> **Aim of the task**:
Separate out the lines that hold "μετά".
+++ Provided material
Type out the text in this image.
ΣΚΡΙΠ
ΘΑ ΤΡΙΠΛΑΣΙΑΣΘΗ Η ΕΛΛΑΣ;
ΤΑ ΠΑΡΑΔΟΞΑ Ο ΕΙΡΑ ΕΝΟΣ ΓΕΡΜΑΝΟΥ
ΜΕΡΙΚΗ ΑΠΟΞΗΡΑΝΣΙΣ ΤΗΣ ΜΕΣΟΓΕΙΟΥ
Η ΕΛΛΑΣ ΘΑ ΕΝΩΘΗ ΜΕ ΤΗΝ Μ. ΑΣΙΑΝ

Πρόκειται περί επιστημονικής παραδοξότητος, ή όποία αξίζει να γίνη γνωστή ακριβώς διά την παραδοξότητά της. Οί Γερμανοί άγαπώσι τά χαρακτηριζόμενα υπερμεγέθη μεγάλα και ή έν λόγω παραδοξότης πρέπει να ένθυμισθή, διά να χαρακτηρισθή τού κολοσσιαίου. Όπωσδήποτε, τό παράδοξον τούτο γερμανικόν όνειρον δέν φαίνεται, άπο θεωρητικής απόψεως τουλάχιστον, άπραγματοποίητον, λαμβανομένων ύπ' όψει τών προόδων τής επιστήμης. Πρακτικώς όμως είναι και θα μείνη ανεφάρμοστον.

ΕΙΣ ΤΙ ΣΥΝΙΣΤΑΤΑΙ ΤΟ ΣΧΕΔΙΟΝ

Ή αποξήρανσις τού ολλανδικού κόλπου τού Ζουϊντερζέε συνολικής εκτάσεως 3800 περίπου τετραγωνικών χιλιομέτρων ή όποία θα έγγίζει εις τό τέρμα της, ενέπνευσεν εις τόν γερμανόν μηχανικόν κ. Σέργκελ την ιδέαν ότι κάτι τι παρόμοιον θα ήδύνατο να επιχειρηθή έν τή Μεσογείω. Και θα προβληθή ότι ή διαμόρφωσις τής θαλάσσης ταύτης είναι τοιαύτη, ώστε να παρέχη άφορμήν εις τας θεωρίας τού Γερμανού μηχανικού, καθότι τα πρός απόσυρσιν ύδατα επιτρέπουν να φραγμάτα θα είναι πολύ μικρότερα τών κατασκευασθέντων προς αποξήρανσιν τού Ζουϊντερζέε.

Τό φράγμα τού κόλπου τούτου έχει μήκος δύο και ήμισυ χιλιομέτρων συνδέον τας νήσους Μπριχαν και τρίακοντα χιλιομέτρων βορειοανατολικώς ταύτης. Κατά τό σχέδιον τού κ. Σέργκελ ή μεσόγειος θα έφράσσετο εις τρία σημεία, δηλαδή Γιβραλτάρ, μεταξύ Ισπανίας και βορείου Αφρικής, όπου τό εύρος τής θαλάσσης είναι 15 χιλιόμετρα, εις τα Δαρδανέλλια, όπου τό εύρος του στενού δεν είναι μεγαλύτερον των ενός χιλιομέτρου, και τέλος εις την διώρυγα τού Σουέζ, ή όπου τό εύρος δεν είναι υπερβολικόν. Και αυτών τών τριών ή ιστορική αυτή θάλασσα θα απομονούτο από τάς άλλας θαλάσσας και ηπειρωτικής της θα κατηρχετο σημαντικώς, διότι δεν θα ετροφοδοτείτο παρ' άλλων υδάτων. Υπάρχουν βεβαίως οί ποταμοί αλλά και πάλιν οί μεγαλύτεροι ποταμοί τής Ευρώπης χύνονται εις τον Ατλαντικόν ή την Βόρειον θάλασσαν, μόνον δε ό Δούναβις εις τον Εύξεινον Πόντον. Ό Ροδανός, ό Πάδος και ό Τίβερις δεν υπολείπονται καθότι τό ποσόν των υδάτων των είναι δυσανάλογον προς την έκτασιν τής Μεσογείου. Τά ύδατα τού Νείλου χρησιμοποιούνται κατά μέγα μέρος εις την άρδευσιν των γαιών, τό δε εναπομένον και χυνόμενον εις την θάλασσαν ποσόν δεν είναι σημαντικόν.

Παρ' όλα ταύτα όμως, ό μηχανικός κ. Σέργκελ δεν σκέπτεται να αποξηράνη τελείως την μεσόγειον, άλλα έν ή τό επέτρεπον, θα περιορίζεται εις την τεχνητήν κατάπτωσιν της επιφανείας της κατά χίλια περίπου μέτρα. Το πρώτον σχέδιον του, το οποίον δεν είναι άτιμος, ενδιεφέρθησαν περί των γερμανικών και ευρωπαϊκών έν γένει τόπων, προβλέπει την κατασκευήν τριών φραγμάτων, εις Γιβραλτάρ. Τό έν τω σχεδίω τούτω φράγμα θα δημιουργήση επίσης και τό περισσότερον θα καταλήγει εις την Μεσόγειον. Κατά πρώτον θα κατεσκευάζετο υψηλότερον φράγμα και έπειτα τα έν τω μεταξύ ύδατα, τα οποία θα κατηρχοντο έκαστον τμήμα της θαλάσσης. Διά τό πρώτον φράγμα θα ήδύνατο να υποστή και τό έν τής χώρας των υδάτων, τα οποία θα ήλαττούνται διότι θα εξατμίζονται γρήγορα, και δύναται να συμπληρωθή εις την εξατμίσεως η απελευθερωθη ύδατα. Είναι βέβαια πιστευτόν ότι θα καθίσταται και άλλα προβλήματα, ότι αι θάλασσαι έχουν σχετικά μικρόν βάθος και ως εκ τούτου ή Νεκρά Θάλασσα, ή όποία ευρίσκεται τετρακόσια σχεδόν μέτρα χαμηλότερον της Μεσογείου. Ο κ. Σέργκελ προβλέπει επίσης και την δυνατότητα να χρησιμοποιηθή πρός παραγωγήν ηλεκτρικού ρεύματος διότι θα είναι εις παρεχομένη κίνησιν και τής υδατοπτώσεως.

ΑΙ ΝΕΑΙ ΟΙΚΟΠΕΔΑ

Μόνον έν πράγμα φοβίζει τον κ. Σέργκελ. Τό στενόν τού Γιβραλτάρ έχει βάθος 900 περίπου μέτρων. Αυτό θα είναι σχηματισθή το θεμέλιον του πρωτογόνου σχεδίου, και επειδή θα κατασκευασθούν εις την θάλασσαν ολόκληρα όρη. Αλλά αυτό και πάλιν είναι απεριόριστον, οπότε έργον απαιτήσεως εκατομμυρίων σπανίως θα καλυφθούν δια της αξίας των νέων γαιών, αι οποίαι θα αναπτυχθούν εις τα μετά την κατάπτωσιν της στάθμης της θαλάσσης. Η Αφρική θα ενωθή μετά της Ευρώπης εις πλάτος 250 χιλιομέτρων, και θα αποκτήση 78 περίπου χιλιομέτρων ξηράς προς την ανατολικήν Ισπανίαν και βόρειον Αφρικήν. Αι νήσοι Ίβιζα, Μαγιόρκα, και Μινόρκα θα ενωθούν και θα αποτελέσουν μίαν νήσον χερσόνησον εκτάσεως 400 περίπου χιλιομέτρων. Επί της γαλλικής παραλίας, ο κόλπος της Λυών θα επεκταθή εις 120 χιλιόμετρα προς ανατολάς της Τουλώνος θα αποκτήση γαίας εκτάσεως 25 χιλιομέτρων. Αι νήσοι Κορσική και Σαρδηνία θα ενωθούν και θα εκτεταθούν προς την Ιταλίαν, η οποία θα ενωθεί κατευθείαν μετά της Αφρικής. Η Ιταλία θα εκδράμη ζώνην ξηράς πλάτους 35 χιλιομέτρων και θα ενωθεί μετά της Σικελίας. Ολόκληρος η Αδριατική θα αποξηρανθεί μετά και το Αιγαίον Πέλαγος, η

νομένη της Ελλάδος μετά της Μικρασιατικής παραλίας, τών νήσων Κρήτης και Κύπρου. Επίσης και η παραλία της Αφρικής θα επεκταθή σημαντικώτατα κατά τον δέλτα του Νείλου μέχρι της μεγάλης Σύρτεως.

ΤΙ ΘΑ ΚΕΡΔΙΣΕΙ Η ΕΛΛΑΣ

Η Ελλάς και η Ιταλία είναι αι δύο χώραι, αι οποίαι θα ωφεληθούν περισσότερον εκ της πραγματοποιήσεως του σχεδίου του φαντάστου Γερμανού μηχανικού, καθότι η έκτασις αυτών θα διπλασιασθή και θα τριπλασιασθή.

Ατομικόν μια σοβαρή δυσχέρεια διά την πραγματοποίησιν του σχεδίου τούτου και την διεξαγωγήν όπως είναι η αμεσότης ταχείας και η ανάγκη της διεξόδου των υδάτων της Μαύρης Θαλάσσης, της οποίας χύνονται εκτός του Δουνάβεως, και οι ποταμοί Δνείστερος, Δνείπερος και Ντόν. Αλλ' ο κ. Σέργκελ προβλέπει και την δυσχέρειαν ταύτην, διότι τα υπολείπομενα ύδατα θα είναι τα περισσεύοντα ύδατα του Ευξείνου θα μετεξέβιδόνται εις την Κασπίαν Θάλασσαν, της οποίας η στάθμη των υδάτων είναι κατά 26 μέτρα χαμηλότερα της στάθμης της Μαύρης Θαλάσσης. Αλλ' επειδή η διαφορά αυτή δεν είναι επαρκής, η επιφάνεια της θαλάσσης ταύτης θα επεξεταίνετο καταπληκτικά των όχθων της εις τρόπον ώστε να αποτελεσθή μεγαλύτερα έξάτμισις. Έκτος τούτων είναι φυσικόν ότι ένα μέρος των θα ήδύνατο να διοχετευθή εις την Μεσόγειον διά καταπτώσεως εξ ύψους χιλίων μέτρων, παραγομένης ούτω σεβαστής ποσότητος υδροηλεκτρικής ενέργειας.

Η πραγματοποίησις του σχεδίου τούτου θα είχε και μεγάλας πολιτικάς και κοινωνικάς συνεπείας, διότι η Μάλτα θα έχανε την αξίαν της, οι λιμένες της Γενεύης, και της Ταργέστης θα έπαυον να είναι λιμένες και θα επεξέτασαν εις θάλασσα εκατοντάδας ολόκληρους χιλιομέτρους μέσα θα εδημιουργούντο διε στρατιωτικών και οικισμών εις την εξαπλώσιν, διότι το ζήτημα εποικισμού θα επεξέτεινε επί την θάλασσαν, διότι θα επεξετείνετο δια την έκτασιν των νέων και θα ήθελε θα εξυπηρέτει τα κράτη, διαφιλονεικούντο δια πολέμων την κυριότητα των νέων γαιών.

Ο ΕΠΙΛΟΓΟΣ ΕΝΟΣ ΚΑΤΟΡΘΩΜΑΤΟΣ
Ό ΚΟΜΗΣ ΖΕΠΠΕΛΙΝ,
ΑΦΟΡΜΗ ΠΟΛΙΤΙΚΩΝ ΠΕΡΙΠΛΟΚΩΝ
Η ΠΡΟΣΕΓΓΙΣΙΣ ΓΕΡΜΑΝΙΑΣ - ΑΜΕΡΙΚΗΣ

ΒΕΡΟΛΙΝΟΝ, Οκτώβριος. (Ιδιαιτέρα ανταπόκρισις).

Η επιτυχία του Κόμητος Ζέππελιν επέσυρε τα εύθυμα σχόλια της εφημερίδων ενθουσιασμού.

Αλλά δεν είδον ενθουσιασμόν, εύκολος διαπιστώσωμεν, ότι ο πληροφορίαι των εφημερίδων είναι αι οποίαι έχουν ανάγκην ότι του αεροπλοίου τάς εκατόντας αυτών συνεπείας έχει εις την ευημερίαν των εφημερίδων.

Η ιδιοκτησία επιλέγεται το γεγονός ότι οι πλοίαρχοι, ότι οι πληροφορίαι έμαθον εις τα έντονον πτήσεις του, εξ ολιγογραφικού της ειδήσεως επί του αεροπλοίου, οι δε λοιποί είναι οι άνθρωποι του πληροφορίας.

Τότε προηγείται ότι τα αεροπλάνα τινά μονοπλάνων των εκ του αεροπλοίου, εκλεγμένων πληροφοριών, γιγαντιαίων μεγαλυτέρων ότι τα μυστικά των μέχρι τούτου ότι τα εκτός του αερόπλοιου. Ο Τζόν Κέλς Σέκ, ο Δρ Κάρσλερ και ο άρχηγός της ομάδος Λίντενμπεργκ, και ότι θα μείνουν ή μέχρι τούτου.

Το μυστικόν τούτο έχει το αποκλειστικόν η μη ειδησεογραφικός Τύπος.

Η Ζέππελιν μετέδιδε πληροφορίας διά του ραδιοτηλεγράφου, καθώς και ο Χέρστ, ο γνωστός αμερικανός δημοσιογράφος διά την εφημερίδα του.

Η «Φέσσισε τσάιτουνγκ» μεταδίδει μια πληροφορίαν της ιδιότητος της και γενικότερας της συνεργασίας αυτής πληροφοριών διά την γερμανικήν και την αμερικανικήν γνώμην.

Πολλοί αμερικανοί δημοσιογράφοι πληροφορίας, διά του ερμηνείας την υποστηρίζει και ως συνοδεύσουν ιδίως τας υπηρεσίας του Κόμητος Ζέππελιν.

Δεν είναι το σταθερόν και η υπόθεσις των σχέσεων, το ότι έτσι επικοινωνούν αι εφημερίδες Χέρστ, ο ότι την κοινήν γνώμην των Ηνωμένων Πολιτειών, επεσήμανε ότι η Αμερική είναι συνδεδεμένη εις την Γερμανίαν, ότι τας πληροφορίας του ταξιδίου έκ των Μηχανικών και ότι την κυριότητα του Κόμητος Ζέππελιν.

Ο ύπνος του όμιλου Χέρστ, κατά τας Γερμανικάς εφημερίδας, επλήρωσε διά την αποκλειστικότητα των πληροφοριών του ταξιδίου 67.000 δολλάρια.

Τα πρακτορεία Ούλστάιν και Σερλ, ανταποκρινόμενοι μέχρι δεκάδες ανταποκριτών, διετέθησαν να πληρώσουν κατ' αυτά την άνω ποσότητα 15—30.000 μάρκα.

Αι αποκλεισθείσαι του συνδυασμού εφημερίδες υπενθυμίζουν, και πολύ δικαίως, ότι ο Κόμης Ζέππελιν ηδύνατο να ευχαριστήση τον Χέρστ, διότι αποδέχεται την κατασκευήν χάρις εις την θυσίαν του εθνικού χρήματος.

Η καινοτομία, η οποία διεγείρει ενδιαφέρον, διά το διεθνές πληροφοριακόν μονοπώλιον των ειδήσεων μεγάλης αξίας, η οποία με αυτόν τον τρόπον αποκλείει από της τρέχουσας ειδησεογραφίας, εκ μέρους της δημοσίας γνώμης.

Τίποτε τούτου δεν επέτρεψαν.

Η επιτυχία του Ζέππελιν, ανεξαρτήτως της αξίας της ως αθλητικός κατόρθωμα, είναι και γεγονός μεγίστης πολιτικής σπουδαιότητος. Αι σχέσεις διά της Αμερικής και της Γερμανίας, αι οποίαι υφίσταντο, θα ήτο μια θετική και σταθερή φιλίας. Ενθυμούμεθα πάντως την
++++++
+++ Provided material
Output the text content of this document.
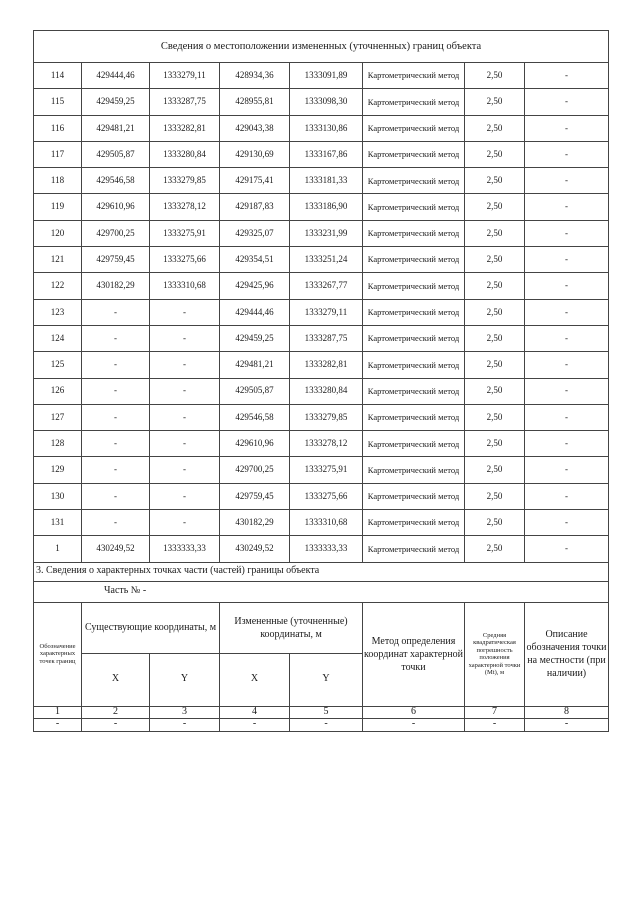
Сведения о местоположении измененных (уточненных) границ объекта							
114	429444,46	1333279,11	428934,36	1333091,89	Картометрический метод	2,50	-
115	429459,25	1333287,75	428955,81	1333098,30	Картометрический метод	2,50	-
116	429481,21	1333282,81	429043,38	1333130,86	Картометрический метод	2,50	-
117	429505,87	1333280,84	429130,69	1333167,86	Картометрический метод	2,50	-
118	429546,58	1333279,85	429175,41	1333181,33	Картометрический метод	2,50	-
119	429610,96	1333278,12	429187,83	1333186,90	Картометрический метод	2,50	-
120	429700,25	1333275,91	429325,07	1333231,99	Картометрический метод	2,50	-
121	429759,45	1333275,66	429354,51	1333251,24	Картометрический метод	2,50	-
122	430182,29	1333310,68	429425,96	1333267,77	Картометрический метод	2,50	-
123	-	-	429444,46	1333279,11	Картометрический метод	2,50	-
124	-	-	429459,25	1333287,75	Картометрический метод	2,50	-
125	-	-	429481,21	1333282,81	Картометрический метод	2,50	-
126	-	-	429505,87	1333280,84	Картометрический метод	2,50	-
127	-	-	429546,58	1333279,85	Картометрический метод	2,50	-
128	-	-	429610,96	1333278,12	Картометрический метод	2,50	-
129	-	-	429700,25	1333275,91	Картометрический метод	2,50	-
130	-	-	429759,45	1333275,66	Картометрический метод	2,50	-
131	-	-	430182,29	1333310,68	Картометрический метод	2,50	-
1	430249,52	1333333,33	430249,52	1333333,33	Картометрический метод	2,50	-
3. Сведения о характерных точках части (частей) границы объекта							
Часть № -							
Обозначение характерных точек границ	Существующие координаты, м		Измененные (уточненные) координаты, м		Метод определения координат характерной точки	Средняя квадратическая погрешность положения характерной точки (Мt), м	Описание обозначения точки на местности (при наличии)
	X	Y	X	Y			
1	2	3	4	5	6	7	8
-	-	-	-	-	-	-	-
++++++
> **Answer to the problem**:
Μόνον έν πράγμα φοβίζει τον κ. Σέργκελ. Τό στενόν τού Γιβραλτάρ έχει βάθος 900 περίπου μέτρων. Αυτό θα είναι σχηματισθή το θεμέλιον του πρωτογόνου σχεδίου, και επειδή θα κατασκευασθούν εις την θάλασσαν ολόκληρα όρη. Αλλά αυτό και πάλιν είναι απεριόριστον, οπότε έργον απαιτήσεως εκατομμυρίων σπανίως θα καλυφθούν δια της αξίας των νέων γαιών, αι οποίαι θα αναπτυχθούν εις τα μετά την κατάπτωσιν της στάθμης της θαλάσσης. Η Αφρική θα ενωθή μετά της Ευρώπης εις πλάτος 250 χιλιομέτρων, και θα αποκτήση 78 περίπου χιλιομέτρων ξηράς προς την ανατολικήν Ισπανίαν και βόρειον Αφρικήν. Αι νήσοι Ίβιζα, Μαγιόρκα, και Μινόρκα θα ενωθούν και θα αποτελέσουν μίαν νήσον χερσόνησον εκτάσεως 400 περίπου χιλιομέτρων. Επί της γαλλικής παραλίας, ο κόλπος της Λυών θα επεκταθή εις 120 χιλιόμετρα προς ανατολάς της Τουλώνος θα αποκτήση γαίας εκτάσεως 25 χιλιομέτρων. Αι νήσοι Κορσική και Σαρδηνία θα ενωθούν και θα εκτεταθούν προς την Ιταλίαν, η οποία θα ενωθεί κατευθείαν μετά της Αφρικής. Η Ιταλία θα εκδράμη ζώνην ξηράς πλάτους 35 χιλιομέτρων και θα ενωθεί μετά της Σικελίας. Ολόκληρος η Αδριατική θα αποξηρανθεί μετά και το Αιγαίον Πέλαγος, η
νομένη της Ελλάδος μετά της Μικρασιατικής παραλίας, τών νήσων Κρήτης και Κύπρου. Επίσης και η παραλία της Αφρικής θα επεκταθή σημαντικώτατα κατά τον δέλτα του Νείλου μέχρι της μεγάλης Σύρτεως.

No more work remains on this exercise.